* _Texte présenté_

Mouvement 2 : L’automne
Après un vol calme et un clin d’œil de la barque lunaire surmonté de Vénus à travers les hublots, l’arrivée à Lusaka ce 20 juin s’effectue avec le lever de l’astre du jour sur le tarmac de l’aéroport. C’est le dernier jour de l’automne austral, le passage à l’équateur quelques heures plus tôt nous a basculés dans la saison sèche de cette partie de la planète. L’accueil est excellent, les autorités zambiennes ont apparemment donné quelques consignes…
Le transfert sur la ligne de centralité, à 60 kms au nord de la capitale zambienne, est parcouru à des années-lumières des conseils de notre prévention routière nationale.
Après une journée d’installation et préparatifs, le crépuscule arrive très vite cette fin d’après-midi. A cette latitude (15°), le soleil entame une descente rapide et décidé, nous gratifiant d’un coucher somptueux dans un ciel d’une limpidité à faire rêver le plus blasé des astronomes. La nuit s’annonce mémorable. Elle le sera…
Le soleil ayant tiré sa révérence, place à ses confrères éloignés. Le grand jeu du repérage des constellations australes commence. Mars donne le “La”, déjà à 30° d’altitude, tandis qu’Antarès du Scorpion l’accompagne. Puis apparaissent Sirius et deux phares plein sud, alpha et bêta du Centaure, tandis que la Croix du sud se dévoile enfin à nos yeux novices d’observateurs boréaux.
Puis tout s’accélère, le crépuscule astronomique est atteint rapidement et le spectacle dépasse nos rêves les plus fous. Tout d’abord la lumière zodiacale. Un cône de lumière coupé au couteau qui monte jusqu’à 60°. Les observateurs sont ébahis. puis la Voie Lactée qui irradie littéralement la voûte céleste. Tel une envolée lyrique, les objets du ciel austral donnent le meilleur d’eux-même. Toutes ces nébuleuses, ces amas comme celui du Centaure qui écrase par sa beauté le ridicule M13. Et le sac à charbon, la boîte à bijoux, la Tarentule… Peut importe si le temps est couvert demain, cette nuit vaut à elle seule le voyage. Après quelques courtes heures de sommeil, retour sous les étoiles. Nouveau choc avec le petit nuage de Magellan, et, cerise sur le gâteau, la comète LINEAR A2 visible à l’œil nu comme un gros amas globulaire, mais dont la queue se dévoile aux jumelles. La tranche de notre Galaxie et maintenant à la verticale, et Mars proche de l’horizon. Tout le monde assiste à à son coucher derrière les arbres, sans une vibration, sans aucune turbulence.
L’automne s’achève, le jour se lève sur une nouvelle journée prometteuse en délectation sensorielle.
Mouvement 3 : L’hiver
Oubliés les appels frénétiques à Météo-France des 10 et 11 Août 1999, les courses poursuites avec les rares éclaircies du nord de la France. L’hiver débute ce 21 juin avec un ciel sans nuage.

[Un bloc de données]
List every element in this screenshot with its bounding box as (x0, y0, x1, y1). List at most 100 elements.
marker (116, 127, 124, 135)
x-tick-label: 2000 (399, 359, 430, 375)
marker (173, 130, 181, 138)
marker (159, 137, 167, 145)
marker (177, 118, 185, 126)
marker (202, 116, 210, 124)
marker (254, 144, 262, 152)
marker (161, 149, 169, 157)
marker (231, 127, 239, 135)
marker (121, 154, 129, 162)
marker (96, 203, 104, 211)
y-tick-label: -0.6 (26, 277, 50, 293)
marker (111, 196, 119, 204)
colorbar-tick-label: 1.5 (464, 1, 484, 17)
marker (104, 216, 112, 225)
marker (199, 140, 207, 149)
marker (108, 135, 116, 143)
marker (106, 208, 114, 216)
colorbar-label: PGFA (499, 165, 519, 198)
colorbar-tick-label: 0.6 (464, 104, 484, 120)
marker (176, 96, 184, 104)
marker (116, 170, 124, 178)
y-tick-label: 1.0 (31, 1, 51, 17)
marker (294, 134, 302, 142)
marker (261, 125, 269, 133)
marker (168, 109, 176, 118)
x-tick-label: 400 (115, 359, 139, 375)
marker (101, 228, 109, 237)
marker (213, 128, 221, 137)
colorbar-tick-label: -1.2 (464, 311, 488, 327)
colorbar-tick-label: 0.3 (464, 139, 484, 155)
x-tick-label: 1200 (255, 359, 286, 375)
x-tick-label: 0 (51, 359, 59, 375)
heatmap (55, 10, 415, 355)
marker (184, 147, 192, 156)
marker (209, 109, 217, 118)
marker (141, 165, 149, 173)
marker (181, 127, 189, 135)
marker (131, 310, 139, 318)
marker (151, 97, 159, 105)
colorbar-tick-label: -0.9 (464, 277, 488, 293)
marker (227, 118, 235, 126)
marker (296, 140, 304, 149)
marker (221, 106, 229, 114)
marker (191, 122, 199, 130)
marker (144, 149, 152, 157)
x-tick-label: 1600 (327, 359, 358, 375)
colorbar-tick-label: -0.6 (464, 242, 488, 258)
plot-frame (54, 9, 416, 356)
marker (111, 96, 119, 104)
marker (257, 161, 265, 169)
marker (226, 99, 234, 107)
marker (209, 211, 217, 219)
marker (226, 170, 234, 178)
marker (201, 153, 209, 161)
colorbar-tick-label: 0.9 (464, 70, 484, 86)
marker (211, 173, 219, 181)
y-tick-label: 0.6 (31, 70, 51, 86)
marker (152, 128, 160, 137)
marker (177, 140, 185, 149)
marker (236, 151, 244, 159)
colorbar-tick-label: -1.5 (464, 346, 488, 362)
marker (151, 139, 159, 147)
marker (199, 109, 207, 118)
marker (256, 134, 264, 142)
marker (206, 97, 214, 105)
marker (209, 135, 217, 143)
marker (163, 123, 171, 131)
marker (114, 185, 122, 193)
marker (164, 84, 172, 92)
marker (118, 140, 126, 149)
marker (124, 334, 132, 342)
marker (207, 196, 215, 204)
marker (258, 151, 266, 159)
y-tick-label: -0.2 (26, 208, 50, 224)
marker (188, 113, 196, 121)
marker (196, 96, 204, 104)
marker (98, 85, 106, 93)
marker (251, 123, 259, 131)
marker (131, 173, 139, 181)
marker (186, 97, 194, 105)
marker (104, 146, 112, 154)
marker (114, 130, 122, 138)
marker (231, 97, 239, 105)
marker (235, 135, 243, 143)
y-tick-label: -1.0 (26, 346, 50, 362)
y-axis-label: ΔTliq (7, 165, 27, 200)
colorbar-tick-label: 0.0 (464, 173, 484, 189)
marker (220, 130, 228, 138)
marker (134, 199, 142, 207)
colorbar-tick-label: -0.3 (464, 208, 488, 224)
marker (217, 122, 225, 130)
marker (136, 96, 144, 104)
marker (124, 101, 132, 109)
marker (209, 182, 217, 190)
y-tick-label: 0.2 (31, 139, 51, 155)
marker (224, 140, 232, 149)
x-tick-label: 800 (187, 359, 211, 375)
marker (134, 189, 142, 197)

* _À réaliser_
Réécrire le passage du récit d’observation en Zambie qui s’ouvre sur les mots contenant « L’automne s’achève, le » et se termine par « ciel sans nuage. », en substituant « ciel parfaitement dégagé » à « ciel sans nuage ».

* _Résultat de l’exercice_
L’automne s’achève, le jour se lève sur une nouvelle journée prometteuse en délectation sensorielle.
Mouvement 3 : L’hiver
Oubliés les appels frénétiques à Météo-France des 10 et 11 Août 1999, les courses poursuites avec les rares éclaircies du nord de la France. L’hiver débute ce 21 juin avec un ciel parfaitement dégagé.